* Extract to read *
-- begin --
I love technology and all it brings us, but I find browsing in a good bookstore often more helpful than Amazon's recommendations or GoodReads or what have you. And the best part is, no one knows what I'm searching for - it's not stored forever in a database of my "preferences". (Yes, I know that bookstores save data on books that I buy, but Amazon et al track every click regardless of purchase)

3 comments

The big win from ai won't be self driving cars, it will be scaleable curation. Google search was amazing, but it's kind of fast food information. Getting high quality information and the halo of related concepts, like you find in a cool library will be another information revolution. Current search raises the lower bound, future search raises the upper bound.
I concur with this - Amazon or other mainstream retailers are great if you know what you're after, and Amazon's recommendation engine is not bad. But many of my most valuable literary or intellectual discoveries have come from aimless browsing, where I was in search of something interesting to read but with little advance conception of what. I bought Godel, Escher, Bach with no awareness of what it was about because I'd noticed it lurking in several window displays and one day found a copy that had been misplaced in the sci-fi section. I figure that if a book is following you around you should probably read it, an attitude that has served me well so far.
-- end --
* Set exercise 1 *
Answer these questions about the comments on bookstore browsing:
(a) According to the opening comment, what do Amazon and similar sites track regardless of purchase?
(b) In the comment about AI, what does current search raise, and what will future search raise?
(c) Which book did one commenter buy after finding a copy misplaced in the sci-fi section?

* Task input *
-- begin --
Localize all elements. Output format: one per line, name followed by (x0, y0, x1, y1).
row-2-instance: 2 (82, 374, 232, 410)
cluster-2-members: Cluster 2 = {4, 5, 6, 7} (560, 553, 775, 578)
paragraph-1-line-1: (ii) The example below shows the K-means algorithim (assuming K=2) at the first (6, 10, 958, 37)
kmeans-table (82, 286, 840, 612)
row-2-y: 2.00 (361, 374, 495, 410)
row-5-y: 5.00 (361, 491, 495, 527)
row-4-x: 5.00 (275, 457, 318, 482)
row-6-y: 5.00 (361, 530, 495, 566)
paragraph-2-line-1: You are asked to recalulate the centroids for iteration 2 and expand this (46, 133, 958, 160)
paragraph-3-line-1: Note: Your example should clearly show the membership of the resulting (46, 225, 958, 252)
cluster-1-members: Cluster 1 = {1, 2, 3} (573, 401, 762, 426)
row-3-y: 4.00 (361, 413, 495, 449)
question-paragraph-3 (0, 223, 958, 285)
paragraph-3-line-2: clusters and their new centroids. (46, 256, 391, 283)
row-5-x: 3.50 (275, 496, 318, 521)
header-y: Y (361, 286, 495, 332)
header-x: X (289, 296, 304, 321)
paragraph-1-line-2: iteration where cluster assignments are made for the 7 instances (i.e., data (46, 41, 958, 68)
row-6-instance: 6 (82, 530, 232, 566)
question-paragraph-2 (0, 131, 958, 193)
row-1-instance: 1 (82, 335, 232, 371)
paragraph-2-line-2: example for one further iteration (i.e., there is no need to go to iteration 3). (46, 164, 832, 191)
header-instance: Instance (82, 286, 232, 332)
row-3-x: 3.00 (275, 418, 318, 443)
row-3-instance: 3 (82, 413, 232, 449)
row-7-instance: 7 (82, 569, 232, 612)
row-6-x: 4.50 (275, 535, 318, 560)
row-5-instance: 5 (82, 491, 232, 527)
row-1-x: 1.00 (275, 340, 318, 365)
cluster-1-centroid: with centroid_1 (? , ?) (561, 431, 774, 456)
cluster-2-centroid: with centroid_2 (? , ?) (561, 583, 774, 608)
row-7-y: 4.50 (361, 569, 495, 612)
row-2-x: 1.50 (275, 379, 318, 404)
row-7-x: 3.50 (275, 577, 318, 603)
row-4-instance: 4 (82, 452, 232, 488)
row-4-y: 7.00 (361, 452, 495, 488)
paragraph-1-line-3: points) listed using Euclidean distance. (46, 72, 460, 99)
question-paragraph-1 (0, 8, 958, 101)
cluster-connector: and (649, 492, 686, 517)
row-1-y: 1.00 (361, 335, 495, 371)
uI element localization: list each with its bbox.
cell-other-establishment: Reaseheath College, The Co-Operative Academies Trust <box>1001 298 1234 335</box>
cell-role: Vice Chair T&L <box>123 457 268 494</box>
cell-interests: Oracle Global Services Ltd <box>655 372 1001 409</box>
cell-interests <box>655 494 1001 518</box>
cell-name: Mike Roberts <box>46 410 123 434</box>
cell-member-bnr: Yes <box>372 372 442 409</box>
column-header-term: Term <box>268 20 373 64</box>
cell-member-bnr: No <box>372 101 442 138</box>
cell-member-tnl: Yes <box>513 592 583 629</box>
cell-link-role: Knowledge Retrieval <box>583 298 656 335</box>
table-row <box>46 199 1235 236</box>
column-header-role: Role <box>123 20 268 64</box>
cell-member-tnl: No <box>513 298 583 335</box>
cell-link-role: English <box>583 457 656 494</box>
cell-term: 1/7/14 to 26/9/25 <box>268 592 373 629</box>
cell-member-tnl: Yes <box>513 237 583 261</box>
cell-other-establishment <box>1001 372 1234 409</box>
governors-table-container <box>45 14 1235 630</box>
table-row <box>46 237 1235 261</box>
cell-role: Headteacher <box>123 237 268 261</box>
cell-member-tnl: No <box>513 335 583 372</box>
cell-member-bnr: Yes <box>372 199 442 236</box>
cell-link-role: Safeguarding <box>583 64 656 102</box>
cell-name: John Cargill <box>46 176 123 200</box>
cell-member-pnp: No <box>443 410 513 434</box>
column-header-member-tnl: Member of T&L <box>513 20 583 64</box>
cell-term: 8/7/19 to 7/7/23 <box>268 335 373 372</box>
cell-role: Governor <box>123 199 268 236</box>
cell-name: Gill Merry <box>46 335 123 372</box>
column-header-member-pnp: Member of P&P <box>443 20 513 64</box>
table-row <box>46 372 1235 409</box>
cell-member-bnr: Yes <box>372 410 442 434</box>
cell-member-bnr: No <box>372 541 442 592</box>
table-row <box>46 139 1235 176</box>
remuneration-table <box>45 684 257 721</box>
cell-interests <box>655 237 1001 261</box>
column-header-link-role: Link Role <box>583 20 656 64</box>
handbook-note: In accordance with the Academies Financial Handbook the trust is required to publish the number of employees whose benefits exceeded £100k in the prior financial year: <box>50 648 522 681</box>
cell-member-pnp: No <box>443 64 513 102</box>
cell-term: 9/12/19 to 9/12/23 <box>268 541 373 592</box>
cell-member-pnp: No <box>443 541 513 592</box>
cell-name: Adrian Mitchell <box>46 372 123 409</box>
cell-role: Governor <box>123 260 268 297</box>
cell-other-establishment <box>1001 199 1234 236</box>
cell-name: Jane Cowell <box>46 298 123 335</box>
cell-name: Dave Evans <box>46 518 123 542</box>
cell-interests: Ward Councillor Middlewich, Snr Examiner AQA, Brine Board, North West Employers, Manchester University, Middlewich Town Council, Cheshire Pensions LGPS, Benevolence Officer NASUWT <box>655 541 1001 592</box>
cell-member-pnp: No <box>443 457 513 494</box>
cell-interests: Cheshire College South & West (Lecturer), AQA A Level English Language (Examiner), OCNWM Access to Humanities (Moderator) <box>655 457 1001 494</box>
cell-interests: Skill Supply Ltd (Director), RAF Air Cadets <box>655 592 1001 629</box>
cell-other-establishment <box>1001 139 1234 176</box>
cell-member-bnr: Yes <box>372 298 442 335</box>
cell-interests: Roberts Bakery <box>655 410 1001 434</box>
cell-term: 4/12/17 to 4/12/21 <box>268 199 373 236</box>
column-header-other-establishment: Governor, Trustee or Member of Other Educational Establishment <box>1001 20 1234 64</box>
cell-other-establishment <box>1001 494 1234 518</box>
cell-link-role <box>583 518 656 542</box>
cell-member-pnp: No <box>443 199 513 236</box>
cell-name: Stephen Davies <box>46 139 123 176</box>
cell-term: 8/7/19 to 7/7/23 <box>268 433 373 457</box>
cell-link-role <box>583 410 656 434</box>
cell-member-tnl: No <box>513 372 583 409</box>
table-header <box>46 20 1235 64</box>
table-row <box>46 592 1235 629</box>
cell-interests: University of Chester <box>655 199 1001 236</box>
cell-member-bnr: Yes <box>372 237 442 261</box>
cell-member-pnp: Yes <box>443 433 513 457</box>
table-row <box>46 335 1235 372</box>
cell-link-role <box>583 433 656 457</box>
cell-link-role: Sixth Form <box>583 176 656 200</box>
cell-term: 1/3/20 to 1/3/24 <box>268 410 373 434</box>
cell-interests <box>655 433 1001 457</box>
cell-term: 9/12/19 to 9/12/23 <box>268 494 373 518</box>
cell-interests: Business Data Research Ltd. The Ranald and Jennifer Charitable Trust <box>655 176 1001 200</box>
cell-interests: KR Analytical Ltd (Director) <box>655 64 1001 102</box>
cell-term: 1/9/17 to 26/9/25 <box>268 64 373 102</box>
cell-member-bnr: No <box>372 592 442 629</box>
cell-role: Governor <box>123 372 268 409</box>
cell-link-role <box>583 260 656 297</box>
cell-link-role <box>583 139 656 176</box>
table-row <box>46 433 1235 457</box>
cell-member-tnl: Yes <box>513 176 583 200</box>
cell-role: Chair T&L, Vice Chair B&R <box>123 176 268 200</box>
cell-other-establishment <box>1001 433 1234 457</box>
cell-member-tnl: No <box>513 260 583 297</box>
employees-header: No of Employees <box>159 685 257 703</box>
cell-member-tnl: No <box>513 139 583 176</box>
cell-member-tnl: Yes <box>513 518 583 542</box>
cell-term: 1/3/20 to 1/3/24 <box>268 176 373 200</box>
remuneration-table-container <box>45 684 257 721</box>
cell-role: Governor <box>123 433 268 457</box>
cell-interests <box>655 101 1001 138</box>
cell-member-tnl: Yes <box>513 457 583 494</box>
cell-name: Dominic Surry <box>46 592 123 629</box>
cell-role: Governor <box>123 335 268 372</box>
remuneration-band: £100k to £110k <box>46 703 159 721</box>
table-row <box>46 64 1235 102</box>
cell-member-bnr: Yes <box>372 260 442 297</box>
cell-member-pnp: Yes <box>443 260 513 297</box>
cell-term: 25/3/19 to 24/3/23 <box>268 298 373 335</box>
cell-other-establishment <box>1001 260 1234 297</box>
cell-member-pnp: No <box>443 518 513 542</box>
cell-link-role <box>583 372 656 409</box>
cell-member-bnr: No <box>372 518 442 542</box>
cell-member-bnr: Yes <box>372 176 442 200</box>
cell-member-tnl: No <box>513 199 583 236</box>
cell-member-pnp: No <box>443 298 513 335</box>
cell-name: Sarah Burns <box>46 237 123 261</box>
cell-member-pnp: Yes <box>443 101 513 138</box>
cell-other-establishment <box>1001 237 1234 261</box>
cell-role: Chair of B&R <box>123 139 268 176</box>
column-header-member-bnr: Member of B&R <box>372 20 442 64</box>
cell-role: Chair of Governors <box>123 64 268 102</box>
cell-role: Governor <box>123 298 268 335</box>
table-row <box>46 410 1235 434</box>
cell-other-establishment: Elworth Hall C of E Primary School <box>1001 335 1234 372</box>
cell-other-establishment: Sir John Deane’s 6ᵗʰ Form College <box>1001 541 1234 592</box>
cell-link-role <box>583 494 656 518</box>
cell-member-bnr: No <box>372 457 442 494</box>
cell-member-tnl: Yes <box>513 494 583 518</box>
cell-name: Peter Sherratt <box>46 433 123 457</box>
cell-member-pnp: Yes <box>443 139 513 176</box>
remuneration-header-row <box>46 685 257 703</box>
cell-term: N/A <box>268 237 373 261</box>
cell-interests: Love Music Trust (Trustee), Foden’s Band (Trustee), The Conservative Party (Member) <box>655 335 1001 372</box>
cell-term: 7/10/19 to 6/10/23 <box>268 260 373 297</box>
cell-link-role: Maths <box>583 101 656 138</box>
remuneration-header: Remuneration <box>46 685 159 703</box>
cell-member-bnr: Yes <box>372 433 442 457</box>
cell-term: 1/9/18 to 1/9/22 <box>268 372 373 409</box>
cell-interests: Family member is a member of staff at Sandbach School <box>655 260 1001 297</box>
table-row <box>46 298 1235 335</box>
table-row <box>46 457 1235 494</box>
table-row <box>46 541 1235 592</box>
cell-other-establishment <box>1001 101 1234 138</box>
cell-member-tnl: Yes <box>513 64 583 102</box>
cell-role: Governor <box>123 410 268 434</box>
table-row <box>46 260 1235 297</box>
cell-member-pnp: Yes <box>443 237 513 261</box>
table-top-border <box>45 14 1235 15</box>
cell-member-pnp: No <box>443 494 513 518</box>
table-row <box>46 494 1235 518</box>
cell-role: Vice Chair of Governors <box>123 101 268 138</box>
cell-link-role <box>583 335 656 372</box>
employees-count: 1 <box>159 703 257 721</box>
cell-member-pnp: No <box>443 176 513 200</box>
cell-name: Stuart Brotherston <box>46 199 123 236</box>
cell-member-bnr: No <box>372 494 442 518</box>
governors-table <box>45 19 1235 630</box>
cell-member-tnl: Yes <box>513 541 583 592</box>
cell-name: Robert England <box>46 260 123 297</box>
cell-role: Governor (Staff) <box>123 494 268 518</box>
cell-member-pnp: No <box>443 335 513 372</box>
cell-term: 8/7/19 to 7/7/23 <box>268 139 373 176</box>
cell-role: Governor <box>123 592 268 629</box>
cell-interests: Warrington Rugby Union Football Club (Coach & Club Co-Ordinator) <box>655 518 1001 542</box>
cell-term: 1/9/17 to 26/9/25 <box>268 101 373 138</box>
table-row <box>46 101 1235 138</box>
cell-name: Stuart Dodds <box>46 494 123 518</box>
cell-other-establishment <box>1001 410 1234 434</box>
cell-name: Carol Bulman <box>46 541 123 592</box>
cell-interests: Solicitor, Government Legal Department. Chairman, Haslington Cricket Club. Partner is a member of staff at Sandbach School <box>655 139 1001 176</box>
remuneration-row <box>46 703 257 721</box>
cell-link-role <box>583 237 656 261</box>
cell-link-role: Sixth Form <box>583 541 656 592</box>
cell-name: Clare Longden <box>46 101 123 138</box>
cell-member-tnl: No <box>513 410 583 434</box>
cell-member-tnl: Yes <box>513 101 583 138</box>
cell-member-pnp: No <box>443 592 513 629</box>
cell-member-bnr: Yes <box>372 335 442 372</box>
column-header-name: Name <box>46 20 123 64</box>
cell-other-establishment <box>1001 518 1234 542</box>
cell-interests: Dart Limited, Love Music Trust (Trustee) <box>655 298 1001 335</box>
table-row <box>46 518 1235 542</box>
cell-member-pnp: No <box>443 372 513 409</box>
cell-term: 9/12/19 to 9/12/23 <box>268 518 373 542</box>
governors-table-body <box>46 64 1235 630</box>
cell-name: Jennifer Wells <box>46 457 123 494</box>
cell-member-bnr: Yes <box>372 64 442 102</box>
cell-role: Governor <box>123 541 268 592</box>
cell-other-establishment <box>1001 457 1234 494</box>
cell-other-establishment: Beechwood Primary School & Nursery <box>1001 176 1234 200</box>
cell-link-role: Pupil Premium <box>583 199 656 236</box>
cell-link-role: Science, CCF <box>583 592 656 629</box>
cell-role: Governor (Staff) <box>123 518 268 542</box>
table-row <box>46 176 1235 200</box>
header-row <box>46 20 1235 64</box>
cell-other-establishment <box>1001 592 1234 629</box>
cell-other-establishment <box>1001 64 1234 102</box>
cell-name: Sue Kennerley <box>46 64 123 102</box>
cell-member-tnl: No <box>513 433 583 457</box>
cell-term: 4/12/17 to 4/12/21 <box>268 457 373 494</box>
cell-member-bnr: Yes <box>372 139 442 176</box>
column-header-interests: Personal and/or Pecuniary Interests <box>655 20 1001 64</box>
-- end --
* Set exercise 2 *
Copy the listing line for line, starting with its first line and ending with the line that contains "cluster-2-members: Cluster 2", both included.

* Full output 1 *
(a) Every click.
(b) Current search raises the lower bound; future search raises the upper bound.
(c) Godel, Escher, Bach.

* Full output 2 *
Localize all elements. Output format: one per line, name followed by (x0, y0, x1, y1).
row-2-instance: 2 (82, 374, 232, 410)
cluster-2-members: Cluster 2 = {4, 5, 6, 7} (560, 553, 775, 578)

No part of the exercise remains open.